WHAT THIS TASK INVOLVES: Below is a listing; copy all of it exactly.

** start LISTING **

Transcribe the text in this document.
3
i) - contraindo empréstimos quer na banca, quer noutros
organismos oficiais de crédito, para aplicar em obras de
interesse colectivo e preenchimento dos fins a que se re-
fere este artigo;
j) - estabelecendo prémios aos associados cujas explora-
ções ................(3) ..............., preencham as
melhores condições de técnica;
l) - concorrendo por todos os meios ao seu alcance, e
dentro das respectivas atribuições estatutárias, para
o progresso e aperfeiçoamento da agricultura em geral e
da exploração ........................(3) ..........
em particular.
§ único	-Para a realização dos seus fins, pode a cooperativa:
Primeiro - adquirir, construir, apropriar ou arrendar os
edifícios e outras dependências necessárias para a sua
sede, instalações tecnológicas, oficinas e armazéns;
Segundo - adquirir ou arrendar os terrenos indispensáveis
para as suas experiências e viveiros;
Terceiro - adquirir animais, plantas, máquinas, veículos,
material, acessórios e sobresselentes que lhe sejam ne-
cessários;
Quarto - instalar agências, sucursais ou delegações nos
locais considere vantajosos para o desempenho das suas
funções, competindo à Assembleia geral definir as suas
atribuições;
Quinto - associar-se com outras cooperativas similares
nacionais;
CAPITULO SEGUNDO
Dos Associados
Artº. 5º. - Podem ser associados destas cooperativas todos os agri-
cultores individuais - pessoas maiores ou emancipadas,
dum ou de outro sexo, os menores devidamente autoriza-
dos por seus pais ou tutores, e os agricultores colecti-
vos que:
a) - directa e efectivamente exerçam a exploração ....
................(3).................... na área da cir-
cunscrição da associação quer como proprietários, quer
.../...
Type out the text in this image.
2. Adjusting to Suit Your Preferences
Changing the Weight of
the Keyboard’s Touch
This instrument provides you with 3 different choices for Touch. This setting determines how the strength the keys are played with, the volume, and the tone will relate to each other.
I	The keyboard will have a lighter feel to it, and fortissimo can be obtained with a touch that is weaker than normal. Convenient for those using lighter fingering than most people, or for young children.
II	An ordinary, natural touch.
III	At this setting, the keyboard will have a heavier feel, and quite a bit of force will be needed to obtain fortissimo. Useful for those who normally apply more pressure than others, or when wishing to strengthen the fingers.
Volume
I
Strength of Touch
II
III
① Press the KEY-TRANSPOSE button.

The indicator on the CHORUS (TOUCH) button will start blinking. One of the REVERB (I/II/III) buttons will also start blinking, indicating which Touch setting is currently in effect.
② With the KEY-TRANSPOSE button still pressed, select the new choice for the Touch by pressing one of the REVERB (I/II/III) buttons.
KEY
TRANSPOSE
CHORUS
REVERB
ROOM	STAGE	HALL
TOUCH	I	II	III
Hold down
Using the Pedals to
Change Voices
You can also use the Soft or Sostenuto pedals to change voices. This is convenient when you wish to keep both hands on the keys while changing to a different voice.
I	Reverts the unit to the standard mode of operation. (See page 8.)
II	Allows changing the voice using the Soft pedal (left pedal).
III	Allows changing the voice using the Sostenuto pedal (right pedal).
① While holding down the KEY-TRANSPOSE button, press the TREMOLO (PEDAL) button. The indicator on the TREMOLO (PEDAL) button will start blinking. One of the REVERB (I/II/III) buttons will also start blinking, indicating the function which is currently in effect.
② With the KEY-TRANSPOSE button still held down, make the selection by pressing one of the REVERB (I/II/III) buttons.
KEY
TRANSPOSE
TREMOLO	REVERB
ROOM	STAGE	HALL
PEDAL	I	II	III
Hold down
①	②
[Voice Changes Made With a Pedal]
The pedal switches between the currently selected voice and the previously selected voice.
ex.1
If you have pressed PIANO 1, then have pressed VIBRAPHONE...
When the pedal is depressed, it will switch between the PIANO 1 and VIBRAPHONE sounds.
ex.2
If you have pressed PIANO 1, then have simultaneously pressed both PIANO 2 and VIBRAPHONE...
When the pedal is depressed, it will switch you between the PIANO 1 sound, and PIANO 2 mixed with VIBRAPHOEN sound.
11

** end LISTING **

SOLVED PROBLEM:
Transcribe the text in this document.
3
i) - contraindo empréstimos quer na banca, quer noutros
organismos oficiais de crédito, para aplicar em obras de
interesse colectivo e preenchimento dos fins a que se re-
fere este artigo;
j) - estabelecendo prémios aos associados cujas explora-
ções ................(3) ..............., preencham as
melhores condições de técnica;
l) - concorrendo por todos os meios ao seu alcance, e
dentro das respectivas atribuições estatutárias, para
o progresso e aperfeiçoamento da agricultura em geral e
da exploração ........................(3) ..........
em particular.
§ único	-Para a realização dos seus fins, pode a cooperativa:
Primeiro - adquirir, construir, apropriar ou arrendar os
edifícios e outras dependências necessárias para a sua
sede, instalações tecnológicas, oficinas e armazéns;
Segundo - adquirir ou arrendar os terrenos indispensáveis
para as suas experiências e viveiros;
Terceiro - adquirir animais, plantas, máquinas, veículos,
material, acessórios e sobresselentes que lhe sejam ne-
cessários;
Quarto - instalar agências, sucursais ou delegações nos
locais considere vantajosos para o desempenho das suas
funções, competindo à Assembleia geral definir as suas
atribuições;
Quinto - associar-se com outras cooperativas similares
nacionais;
CAPITULO SEGUNDO
Dos Associados
Artº. 5º. - Podem ser associados destas cooperativas todos os agri-
cultores individuais - pessoas maiores ou emancipadas,
dum ou de outro sexo, os menores devidamente autoriza-
dos por seus pais ou tutores, e os agricultores colecti-
vos que:
a) - directa e efectivamente exerçam a exploração ....
................(3).................... na área da cir-
cunscrição da associação quer como proprietários, quer
.../...
Type out the text in this image.
2. Adjusting to Suit Your Preferences
Changing the Weight of
the Keyboard’s Touch
This instrument provides you with 3 different choices for Touch. This setting determines how the strength the keys are played with, the volume, and the tone will relate to each other.
I	The keyboard will have a lighter feel to it, and fortissimo can be obtained with a touch that is weaker than normal. Convenient for those using lighter fingering than most people, or for young children.
II	An ordinary, natural touch.
III	At this setting, the keyboard will have a heavier feel, and quite a bit of force will be needed to obtain fortissimo. Useful for those who normally apply more pressure than others, or when wishing to strengthen the fingers.
Volume
I
Strength of Touch
II
III
① Press the KEY-TRANSPOSE button.

The indicator on the CHORUS (TOUCH) button will start blinking. One of the REVERB (I/II/III) buttons will also start blinking, indicating which Touch setting is currently in effect.
② With the KEY-TRANSPOSE button still pressed, select the new choice for the Touch by pressing one of the REVERB (I/II/III) buttons.
KEY
TRANSPOSE
CHORUS
REVERB
ROOM	STAGE	HALL
TOUCH	I	II	III
Hold down
Using the Pedals to
Change Voices
You can also use the Soft or Sostenuto pedals to change voices. This is convenient when you wish to keep both hands on the keys while changing to a different voice.
I	Reverts the unit to the standard mode of operation. (See page 8.)
II	Allows changing the voice using the Soft pedal (left pedal).
III	Allows changing the voice using the Sostenuto pedal (right pedal).
① While holding down the KEY-TRANSPOSE button, press the TREMOLO (PEDAL) button. The indicator on the TREMOLO (PEDAL) button will start blinking. One of the REVERB (I/II/III) buttons will also start blinking, indicating the function which is currently in effect.
② With the KEY-TRANSPOSE button still held down, make the selection by pressing one of the REVERB (I/II/III) buttons.
KEY
TRANSPOSE
TREMOLO	REVERB
ROOM	STAGE	HALL
PEDAL	I	II	III
Hold down
①	②
[Voice Changes Made With a Pedal]
The pedal switches between the currently selected voice and the previously selected voice.
ex.1
If you have pressed PIANO 1, then have pressed VIBRAPHONE...
When the pedal is depressed, it will switch between the PIANO 1 and VIBRAPHONE sounds.
ex.2
If you have pressed PIANO 1, then have simultaneously pressed both PIANO 2 and VIBRAPHONE...
When the pedal is depressed, it will switch you between the PIANO 1 sound, and PIANO 2 mixed with VIBRAPHOEN sound.
11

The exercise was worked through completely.